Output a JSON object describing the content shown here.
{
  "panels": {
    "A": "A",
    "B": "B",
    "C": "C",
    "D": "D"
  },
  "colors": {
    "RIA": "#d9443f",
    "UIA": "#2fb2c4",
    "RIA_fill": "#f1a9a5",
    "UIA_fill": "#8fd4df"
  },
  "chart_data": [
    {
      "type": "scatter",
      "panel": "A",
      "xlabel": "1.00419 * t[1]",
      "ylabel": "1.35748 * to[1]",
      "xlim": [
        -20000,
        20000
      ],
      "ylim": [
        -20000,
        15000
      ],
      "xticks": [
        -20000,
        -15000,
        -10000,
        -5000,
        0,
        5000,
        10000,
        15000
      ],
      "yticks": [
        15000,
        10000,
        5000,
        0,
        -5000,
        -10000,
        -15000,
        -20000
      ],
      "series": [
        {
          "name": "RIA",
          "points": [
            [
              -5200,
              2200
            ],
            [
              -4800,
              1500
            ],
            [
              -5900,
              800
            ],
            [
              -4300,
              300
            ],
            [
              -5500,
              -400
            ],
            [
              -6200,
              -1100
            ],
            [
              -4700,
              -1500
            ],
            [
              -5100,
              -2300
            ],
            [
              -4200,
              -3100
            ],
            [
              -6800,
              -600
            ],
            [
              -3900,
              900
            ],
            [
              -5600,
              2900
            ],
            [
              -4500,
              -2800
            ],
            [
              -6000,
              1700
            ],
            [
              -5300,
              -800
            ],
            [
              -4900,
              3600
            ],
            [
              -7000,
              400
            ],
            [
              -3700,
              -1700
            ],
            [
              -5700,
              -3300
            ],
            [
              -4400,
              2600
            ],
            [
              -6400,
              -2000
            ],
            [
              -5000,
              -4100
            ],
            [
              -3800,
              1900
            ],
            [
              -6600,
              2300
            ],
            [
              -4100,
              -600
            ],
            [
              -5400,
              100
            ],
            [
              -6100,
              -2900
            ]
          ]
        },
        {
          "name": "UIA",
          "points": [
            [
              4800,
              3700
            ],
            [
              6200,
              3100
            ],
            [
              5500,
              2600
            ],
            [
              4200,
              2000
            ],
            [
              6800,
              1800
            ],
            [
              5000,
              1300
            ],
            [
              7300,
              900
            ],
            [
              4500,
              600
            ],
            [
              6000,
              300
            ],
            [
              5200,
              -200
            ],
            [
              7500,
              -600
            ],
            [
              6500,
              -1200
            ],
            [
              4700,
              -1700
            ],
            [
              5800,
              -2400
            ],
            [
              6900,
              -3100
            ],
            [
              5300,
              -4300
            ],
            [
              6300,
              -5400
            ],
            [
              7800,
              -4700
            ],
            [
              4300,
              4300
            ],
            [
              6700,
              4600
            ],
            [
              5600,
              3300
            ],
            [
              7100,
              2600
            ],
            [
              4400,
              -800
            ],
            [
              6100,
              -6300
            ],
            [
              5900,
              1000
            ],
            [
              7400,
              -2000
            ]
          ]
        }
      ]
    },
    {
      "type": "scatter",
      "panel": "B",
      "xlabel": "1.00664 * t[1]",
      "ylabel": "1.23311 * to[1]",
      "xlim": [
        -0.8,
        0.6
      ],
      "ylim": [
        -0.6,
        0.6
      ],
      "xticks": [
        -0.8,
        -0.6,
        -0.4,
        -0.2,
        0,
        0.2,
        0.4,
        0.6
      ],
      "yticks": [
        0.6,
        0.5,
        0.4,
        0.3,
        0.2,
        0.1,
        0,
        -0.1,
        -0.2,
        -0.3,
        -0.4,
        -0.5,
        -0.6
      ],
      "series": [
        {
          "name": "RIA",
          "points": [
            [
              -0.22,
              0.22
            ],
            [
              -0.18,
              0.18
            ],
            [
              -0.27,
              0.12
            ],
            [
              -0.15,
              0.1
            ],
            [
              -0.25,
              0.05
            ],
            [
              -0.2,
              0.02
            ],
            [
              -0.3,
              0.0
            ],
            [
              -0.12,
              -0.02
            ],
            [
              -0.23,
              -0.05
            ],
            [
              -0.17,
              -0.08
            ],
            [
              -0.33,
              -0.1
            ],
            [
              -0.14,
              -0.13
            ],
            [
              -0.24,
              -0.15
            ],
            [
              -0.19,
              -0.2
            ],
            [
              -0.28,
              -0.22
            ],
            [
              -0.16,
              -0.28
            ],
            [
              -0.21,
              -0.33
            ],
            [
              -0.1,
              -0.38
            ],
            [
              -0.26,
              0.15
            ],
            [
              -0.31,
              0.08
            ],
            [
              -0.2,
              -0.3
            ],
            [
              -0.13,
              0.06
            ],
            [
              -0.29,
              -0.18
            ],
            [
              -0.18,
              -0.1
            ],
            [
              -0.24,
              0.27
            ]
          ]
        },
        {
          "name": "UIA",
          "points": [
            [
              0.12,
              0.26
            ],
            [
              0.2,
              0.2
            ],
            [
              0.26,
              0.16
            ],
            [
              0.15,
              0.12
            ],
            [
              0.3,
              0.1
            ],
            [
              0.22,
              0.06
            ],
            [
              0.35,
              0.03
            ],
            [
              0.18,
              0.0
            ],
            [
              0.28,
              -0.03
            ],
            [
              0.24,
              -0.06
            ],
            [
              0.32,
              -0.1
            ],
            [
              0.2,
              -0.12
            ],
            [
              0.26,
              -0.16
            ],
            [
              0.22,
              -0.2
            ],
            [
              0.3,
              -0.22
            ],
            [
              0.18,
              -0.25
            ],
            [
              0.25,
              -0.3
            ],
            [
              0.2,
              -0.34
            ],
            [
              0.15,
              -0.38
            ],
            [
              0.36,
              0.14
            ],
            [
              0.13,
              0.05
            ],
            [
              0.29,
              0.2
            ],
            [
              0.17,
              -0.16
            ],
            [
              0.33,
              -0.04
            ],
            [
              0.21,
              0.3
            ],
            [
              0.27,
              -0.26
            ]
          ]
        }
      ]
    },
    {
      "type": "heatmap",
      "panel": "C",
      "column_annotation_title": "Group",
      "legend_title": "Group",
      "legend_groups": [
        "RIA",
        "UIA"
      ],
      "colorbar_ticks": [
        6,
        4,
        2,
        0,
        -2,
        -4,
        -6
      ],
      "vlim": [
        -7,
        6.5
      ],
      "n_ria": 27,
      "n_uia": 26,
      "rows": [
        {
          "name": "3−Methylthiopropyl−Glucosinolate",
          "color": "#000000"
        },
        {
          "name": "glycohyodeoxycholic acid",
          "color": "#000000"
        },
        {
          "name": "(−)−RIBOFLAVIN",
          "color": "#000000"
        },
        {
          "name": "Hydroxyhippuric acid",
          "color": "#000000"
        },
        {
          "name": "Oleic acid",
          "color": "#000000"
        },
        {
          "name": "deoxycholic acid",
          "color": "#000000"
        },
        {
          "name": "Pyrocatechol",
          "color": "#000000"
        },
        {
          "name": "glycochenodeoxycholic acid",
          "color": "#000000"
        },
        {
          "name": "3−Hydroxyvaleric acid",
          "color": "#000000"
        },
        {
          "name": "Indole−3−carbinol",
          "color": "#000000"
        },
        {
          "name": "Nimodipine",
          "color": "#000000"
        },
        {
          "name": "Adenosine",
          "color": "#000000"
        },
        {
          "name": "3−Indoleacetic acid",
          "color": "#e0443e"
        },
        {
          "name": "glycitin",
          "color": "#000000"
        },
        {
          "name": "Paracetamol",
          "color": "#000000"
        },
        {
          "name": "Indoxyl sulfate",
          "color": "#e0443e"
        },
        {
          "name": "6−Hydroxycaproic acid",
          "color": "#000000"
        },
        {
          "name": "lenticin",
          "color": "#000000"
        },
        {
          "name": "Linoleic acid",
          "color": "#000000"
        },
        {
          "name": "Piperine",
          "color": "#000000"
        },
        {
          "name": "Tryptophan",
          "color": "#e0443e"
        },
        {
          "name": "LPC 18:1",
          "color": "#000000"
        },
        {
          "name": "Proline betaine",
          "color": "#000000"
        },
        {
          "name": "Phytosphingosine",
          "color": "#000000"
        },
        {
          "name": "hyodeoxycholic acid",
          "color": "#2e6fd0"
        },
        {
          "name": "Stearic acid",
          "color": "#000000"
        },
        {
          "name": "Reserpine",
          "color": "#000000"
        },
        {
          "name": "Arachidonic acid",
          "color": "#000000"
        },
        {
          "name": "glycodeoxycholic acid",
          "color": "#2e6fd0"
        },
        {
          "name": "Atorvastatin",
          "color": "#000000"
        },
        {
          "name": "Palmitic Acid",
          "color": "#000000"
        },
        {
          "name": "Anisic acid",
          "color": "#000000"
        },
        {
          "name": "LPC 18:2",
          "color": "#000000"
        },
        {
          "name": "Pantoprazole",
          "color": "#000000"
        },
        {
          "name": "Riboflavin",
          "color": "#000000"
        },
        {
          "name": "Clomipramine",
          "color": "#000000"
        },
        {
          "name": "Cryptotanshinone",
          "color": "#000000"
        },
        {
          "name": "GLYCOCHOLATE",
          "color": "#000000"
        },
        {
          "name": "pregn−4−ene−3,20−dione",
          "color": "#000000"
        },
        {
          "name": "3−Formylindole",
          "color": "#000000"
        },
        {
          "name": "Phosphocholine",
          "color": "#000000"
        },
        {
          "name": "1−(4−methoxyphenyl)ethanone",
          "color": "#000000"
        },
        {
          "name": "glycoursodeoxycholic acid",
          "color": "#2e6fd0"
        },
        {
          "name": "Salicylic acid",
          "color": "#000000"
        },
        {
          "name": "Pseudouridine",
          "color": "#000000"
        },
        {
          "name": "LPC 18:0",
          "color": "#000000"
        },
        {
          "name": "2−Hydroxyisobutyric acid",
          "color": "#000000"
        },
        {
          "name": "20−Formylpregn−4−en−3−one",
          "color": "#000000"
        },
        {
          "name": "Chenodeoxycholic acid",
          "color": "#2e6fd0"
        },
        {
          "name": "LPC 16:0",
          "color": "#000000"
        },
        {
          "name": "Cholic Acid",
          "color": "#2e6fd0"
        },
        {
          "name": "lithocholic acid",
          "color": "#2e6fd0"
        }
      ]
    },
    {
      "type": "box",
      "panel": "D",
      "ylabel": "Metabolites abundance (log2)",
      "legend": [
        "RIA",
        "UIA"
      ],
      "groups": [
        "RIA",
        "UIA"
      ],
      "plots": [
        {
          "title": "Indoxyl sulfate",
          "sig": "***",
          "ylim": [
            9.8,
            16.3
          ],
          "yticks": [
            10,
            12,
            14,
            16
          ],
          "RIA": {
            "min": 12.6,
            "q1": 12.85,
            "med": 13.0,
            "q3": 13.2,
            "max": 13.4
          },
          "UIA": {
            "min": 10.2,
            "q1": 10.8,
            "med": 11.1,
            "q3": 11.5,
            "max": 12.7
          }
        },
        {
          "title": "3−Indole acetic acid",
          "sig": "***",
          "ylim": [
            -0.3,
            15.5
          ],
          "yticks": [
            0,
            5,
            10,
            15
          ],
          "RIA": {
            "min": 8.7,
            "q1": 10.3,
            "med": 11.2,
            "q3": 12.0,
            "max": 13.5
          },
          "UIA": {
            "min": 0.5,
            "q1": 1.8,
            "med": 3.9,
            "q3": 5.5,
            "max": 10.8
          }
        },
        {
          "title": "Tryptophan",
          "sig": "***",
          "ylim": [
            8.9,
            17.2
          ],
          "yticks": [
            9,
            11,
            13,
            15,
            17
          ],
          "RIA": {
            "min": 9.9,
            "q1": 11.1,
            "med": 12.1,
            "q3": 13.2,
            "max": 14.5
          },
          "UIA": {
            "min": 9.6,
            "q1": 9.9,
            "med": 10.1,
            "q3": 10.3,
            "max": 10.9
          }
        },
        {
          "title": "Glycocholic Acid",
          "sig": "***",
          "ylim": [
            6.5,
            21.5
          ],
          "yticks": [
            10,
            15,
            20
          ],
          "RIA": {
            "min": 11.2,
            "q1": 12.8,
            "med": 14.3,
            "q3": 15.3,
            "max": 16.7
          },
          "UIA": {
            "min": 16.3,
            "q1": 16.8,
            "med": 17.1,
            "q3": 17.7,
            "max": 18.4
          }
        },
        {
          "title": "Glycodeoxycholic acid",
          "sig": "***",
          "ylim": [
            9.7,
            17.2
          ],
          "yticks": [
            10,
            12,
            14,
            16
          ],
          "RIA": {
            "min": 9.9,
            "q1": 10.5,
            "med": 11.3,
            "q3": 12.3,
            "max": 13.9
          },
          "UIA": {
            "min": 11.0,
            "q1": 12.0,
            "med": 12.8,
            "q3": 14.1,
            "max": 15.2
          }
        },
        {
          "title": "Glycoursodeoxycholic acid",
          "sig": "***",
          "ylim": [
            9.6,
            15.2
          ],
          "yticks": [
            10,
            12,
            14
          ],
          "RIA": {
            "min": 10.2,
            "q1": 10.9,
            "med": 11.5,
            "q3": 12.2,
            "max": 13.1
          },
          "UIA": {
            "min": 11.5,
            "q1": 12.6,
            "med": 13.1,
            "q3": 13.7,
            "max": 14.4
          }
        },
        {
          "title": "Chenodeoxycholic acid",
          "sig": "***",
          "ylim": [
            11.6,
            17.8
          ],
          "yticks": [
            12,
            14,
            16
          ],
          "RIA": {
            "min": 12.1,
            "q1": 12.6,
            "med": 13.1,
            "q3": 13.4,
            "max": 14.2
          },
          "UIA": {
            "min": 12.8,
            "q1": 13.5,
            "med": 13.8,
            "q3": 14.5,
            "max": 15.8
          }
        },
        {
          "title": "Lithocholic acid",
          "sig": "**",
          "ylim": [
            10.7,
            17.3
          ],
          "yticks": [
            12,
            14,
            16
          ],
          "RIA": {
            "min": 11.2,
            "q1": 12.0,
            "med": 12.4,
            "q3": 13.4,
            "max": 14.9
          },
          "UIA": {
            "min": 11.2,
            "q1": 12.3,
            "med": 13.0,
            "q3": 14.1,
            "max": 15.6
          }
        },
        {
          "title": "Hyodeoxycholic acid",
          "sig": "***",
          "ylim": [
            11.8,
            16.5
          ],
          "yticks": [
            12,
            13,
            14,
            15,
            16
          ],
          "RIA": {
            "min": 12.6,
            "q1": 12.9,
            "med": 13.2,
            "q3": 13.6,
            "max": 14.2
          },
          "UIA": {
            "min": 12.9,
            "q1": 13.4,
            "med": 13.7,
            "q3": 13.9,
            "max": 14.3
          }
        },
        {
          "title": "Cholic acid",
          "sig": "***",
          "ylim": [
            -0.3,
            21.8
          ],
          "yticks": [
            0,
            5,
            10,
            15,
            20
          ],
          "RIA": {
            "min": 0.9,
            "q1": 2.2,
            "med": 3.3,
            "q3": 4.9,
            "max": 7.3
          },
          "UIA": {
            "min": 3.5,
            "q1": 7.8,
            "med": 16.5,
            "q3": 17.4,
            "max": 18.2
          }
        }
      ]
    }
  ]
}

────────

■ Problem to work on ■
Copy out every line of the data that includes the word "ylabel".

■ Reply to the task ■
      "ylabel": "1.35748 * to[1]",
      "ylabel": "1.23311 * to[1]",
      "ylabel": "Metabolites abundance (log2)",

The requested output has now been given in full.